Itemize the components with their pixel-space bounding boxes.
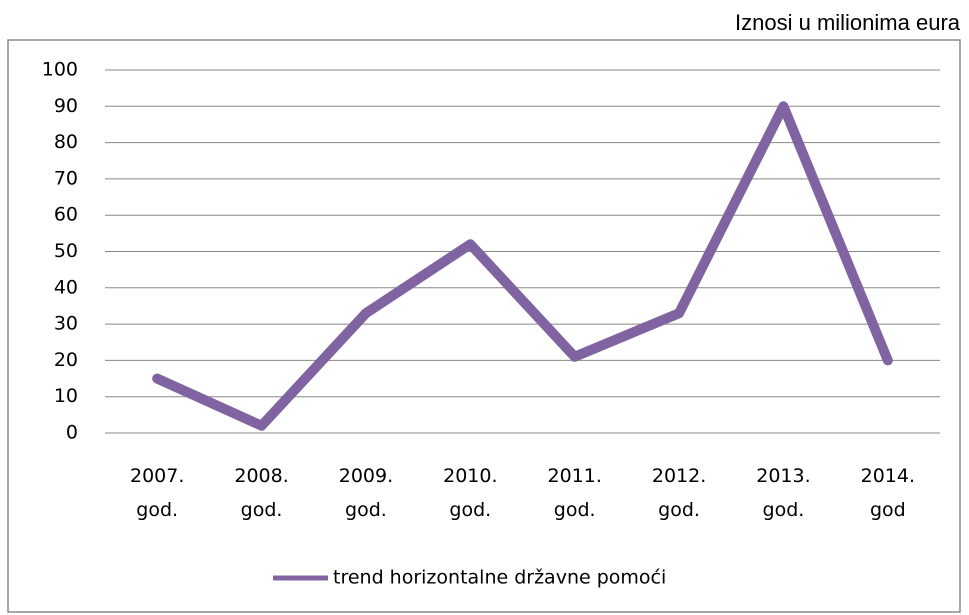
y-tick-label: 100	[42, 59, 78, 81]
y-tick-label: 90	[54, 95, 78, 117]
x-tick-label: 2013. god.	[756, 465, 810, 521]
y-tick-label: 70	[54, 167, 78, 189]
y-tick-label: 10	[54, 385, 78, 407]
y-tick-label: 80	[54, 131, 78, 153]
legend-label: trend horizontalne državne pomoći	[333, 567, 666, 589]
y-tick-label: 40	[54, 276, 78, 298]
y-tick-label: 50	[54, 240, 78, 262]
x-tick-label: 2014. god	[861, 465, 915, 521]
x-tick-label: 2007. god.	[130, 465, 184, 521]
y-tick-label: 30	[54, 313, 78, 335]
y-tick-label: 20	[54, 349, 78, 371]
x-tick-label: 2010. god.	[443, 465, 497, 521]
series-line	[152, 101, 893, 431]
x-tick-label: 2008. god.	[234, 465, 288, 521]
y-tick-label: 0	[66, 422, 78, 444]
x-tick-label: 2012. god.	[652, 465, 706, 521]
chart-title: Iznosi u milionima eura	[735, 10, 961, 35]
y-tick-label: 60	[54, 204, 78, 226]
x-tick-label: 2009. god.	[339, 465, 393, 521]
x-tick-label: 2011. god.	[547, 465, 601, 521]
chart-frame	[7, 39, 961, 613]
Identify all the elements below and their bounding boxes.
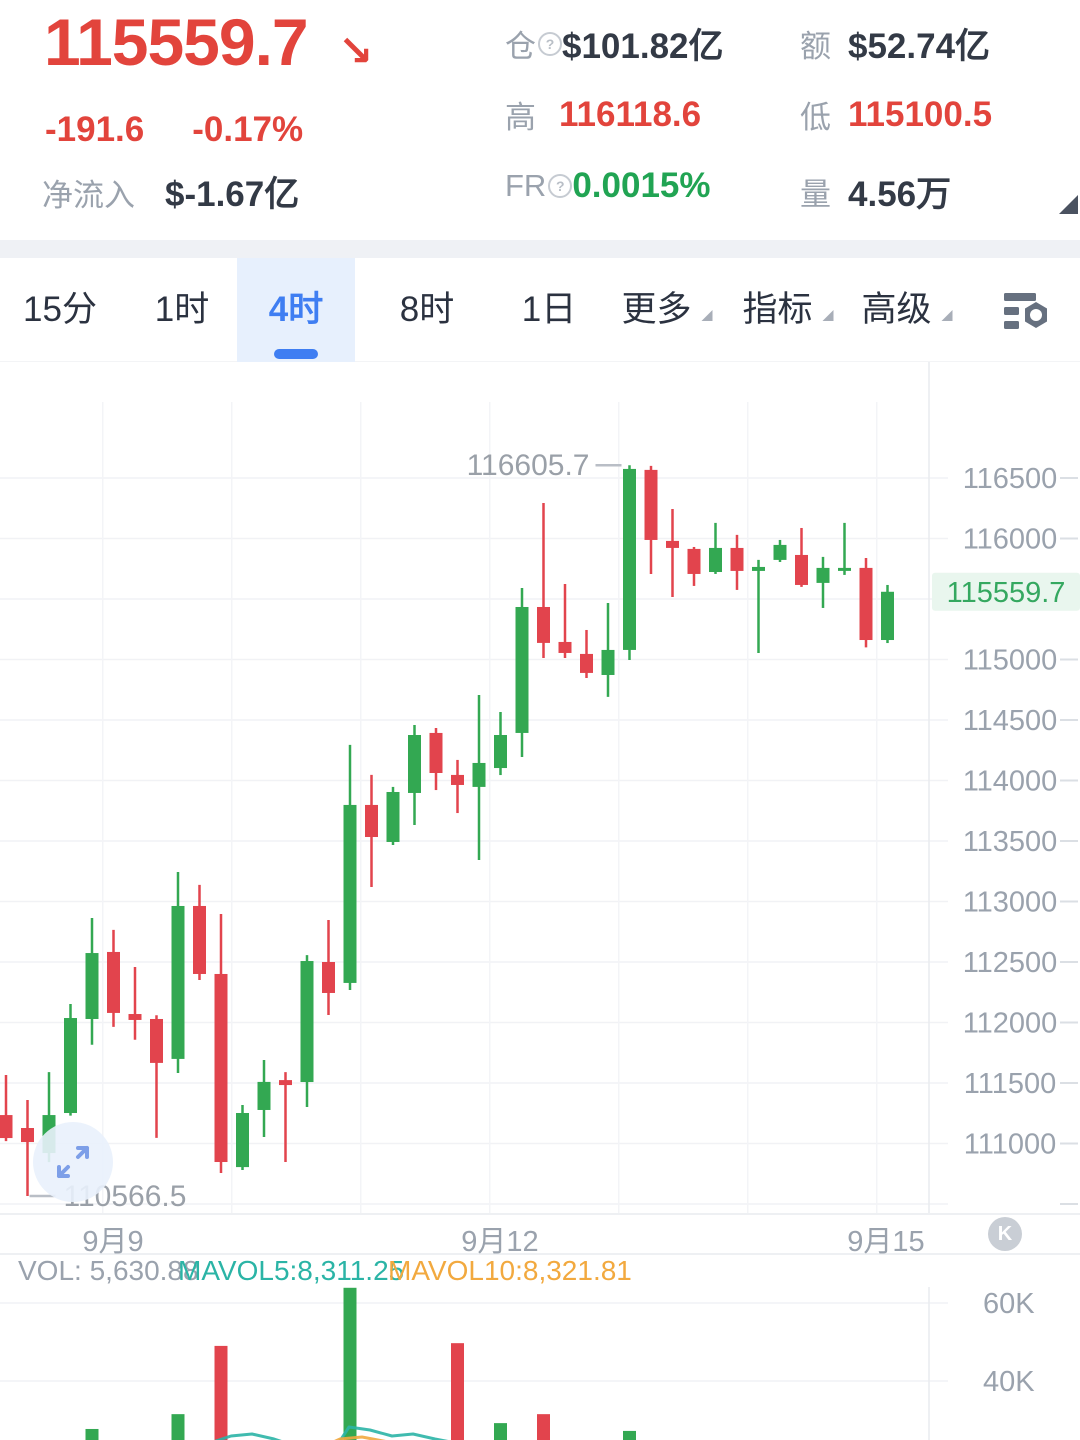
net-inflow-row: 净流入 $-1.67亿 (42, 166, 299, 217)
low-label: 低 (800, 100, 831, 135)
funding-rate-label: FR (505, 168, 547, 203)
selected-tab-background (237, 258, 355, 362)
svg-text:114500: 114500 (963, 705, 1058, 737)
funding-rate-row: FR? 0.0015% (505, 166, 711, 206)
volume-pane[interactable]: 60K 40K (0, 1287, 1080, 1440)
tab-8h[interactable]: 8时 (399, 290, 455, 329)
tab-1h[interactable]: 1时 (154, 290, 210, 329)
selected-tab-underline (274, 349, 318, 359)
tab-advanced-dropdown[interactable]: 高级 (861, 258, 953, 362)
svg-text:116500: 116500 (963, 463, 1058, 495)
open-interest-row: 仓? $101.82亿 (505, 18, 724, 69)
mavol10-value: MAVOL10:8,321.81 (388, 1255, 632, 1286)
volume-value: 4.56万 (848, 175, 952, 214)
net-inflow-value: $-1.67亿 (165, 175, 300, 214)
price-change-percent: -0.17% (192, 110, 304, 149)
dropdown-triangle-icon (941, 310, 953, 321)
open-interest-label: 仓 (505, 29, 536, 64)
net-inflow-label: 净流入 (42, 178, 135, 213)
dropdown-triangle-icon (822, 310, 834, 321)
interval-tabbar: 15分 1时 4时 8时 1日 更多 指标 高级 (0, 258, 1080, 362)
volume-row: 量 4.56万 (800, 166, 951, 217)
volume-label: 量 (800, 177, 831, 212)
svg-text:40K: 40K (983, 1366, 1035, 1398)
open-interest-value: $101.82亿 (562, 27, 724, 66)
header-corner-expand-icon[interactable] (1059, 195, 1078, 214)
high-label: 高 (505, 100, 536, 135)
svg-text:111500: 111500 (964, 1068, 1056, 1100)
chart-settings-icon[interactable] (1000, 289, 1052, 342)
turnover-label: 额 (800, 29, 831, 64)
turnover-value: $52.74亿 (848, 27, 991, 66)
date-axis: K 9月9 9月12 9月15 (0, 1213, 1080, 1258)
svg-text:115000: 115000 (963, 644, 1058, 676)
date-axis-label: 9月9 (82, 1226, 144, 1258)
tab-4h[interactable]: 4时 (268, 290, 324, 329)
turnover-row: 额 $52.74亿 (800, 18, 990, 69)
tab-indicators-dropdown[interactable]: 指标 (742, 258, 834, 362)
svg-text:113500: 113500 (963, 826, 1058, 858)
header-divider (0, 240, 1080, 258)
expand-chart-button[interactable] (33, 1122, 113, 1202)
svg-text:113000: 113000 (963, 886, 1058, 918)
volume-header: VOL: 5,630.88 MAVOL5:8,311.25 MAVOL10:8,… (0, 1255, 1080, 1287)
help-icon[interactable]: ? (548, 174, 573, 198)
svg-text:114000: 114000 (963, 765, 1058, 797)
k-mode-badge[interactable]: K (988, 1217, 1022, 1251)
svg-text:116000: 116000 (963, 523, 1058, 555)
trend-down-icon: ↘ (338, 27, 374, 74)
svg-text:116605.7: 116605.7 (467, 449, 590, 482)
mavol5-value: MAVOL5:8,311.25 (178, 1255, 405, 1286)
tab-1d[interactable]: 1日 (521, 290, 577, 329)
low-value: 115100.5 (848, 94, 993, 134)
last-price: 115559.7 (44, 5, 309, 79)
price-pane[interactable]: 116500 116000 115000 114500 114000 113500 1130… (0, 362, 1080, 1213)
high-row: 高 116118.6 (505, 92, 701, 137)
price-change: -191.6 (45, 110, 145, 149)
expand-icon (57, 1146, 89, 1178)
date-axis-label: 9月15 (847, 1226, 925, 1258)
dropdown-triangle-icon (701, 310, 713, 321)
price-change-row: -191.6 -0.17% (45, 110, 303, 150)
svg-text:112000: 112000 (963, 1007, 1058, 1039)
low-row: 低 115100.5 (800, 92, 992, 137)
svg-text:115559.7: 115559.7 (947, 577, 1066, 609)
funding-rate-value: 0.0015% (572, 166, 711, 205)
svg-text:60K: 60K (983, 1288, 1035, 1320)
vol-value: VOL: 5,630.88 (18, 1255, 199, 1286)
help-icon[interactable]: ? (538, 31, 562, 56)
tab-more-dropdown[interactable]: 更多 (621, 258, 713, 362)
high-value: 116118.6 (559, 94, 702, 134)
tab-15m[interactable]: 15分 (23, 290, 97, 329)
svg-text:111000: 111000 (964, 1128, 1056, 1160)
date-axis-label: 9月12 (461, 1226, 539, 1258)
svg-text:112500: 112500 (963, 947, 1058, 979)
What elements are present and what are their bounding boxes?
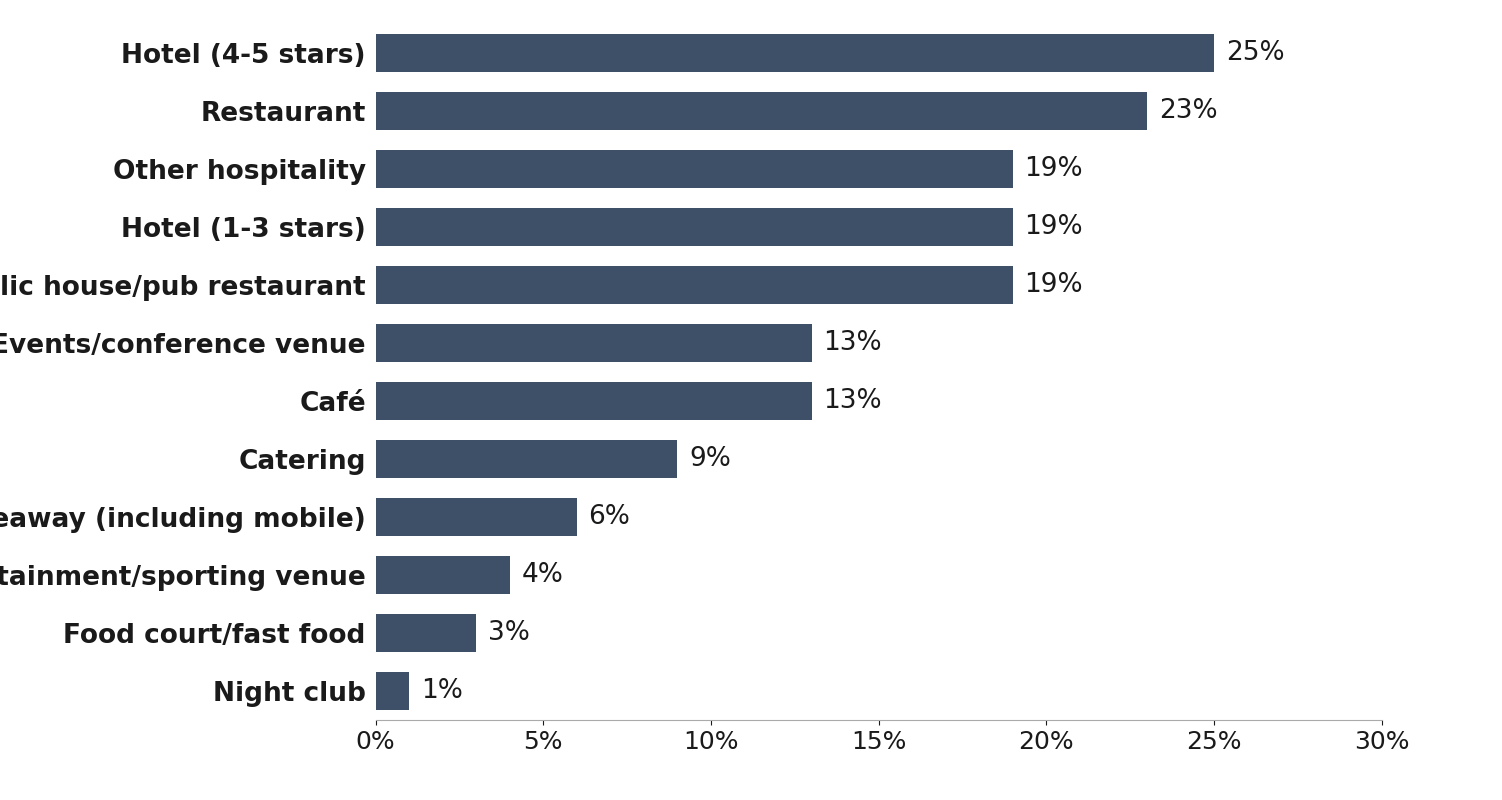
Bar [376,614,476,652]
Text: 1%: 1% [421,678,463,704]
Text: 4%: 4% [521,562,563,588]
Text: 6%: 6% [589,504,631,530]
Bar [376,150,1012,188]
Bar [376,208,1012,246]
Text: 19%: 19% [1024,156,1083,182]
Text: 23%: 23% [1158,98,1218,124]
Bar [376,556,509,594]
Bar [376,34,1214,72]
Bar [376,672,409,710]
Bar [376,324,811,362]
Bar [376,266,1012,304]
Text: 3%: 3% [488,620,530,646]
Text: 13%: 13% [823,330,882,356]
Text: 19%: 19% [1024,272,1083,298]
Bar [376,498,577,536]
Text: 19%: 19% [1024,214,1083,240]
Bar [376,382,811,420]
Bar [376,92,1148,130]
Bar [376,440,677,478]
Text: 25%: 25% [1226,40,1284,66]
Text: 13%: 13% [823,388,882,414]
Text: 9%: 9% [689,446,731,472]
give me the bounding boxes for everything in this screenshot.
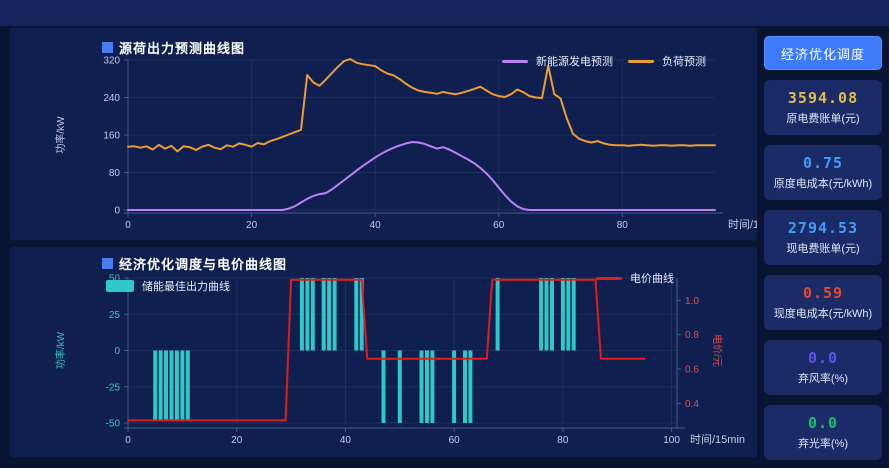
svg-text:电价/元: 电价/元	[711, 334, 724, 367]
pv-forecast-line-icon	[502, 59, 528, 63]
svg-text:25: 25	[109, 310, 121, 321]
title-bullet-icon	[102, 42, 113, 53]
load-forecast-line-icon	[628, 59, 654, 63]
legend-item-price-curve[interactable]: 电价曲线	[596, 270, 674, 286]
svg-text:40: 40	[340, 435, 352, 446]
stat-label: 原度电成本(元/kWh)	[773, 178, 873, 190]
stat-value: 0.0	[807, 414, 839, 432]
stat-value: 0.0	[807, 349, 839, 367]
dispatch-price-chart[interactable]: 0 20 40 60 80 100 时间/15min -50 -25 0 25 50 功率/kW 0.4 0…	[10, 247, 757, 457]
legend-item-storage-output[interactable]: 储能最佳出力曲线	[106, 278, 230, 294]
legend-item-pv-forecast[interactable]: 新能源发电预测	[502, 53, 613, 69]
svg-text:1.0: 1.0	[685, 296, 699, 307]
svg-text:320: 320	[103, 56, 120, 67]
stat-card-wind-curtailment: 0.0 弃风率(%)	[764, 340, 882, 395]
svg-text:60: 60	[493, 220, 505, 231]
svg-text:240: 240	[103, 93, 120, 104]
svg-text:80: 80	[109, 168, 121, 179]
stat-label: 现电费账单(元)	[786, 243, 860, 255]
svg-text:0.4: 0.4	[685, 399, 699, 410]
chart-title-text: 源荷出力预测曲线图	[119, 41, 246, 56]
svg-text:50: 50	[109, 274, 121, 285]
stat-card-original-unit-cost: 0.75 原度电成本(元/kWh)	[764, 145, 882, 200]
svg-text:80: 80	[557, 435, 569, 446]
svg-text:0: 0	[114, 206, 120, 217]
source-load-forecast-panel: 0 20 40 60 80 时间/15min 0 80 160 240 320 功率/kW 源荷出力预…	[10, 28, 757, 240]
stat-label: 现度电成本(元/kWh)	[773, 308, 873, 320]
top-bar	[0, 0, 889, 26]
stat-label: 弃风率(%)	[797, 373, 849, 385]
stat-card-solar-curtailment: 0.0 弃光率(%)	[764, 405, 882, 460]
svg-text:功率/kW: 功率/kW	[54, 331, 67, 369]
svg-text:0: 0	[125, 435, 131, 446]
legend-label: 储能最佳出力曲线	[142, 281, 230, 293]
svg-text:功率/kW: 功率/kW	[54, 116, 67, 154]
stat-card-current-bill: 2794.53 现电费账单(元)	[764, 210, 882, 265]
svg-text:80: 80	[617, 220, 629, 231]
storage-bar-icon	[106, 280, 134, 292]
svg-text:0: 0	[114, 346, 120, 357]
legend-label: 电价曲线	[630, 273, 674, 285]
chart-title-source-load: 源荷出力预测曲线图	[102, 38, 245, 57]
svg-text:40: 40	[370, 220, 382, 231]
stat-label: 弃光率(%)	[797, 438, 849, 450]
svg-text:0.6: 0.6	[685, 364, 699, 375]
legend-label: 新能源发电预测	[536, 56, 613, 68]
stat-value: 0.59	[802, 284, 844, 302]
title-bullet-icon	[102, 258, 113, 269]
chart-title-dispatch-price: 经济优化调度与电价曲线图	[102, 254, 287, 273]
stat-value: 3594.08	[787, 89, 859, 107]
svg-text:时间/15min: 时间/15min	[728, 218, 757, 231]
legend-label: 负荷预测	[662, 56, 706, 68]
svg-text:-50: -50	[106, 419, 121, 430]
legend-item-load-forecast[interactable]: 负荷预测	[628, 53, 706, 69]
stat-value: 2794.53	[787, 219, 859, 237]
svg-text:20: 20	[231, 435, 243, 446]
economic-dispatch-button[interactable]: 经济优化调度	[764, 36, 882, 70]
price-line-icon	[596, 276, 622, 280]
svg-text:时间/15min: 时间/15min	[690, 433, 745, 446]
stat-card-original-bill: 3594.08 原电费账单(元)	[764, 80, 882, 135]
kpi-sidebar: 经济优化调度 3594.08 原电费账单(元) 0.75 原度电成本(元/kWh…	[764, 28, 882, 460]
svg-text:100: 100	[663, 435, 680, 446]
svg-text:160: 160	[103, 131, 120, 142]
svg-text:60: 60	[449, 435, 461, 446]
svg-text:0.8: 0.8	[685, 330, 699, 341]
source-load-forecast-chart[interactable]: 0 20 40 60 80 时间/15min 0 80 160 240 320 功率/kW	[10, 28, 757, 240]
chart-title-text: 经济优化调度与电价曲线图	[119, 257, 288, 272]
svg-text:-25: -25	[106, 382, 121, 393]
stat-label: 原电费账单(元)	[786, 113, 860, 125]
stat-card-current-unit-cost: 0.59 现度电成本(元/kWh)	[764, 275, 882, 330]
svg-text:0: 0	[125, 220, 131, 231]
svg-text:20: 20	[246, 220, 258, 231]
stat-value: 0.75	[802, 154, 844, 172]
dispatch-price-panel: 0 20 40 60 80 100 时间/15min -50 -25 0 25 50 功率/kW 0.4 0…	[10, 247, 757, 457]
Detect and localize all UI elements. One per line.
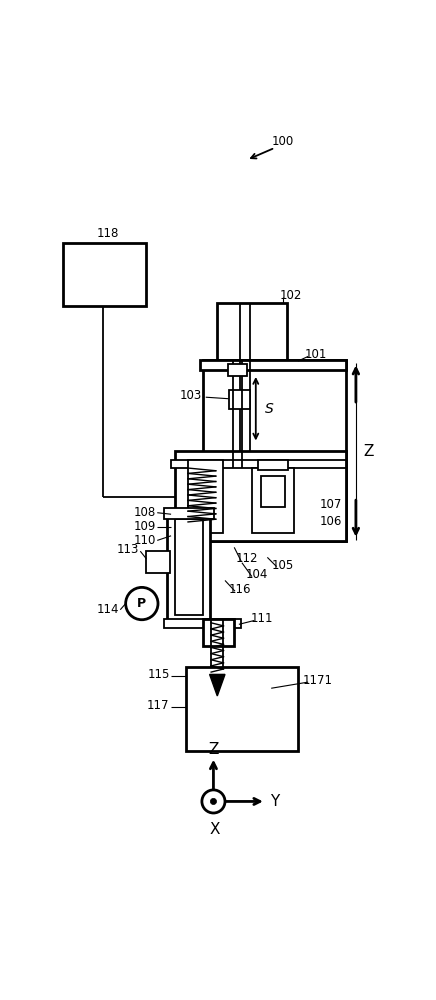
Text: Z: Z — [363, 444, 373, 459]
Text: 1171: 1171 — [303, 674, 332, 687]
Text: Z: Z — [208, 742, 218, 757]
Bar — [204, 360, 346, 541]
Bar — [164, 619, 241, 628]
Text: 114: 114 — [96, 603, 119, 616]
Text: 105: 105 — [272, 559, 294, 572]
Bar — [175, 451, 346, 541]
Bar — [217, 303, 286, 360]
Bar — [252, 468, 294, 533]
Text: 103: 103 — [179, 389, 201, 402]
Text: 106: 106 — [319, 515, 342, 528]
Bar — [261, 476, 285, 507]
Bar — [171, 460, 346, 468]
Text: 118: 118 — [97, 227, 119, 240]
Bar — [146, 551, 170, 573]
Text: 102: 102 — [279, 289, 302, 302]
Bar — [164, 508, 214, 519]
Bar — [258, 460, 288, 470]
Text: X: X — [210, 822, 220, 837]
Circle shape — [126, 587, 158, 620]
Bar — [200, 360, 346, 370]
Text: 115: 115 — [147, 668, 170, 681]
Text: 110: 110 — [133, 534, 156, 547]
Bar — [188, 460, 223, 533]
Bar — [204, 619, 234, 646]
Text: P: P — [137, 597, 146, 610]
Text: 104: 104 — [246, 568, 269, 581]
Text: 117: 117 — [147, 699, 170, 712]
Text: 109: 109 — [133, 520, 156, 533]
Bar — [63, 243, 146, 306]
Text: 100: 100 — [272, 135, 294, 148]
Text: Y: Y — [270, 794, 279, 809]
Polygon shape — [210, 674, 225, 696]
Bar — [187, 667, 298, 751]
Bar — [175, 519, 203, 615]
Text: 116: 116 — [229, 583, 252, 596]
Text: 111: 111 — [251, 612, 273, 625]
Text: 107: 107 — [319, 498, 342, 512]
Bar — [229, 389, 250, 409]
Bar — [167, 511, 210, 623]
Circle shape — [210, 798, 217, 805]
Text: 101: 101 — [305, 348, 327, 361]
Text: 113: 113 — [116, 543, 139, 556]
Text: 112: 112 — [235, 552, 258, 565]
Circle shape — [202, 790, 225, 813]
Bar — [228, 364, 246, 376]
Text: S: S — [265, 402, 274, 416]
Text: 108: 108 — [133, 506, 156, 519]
※
- _The exercise_
Extract word for word the lines above that start with the line containing "Bar [376,614,476,652]" and go on through the line containing "give me the", including both of those lines.

- _Solution_
Bar [376,614,476,652]
Text: 1%: 1% [421,678,463,704]
Text: 4%: 4% [521,562,563,588]
Text: 6%: 6% [589,504,631,530]
Bar [376,150,1012,188]
Bar [376,208,1012,246]
Text: 19%: 19% [1024,156,1083,182]
Text: 23%: 23% [1158,98,1218,124]
Bar [376,556,509,594]
Bar [376,34,1214,72]
Bar [376,672,409,710]
Bar [376,324,811,362]
Bar [376,266,1012,304]
Text: 3%: 3% [488,620,530,646]
Text: 13%: 13% [823,330,882,356]
Text: 19%: 19% [1024,272,1083,298]
Bar [376,498,577,536]
Text: 19%: 19% [1024,214,1083,240]
Bar [376,382,811,420]
Bar [376,92,1148,130]
Bar [376,440,677,478]
Text: 25%: 25% [1226,40,1284,66]
Text: 13%: 13% [823,388,882,414]
Text: 9%: 9% [689,446,731,472]
give me the bounding boxes for everything in this screenshot.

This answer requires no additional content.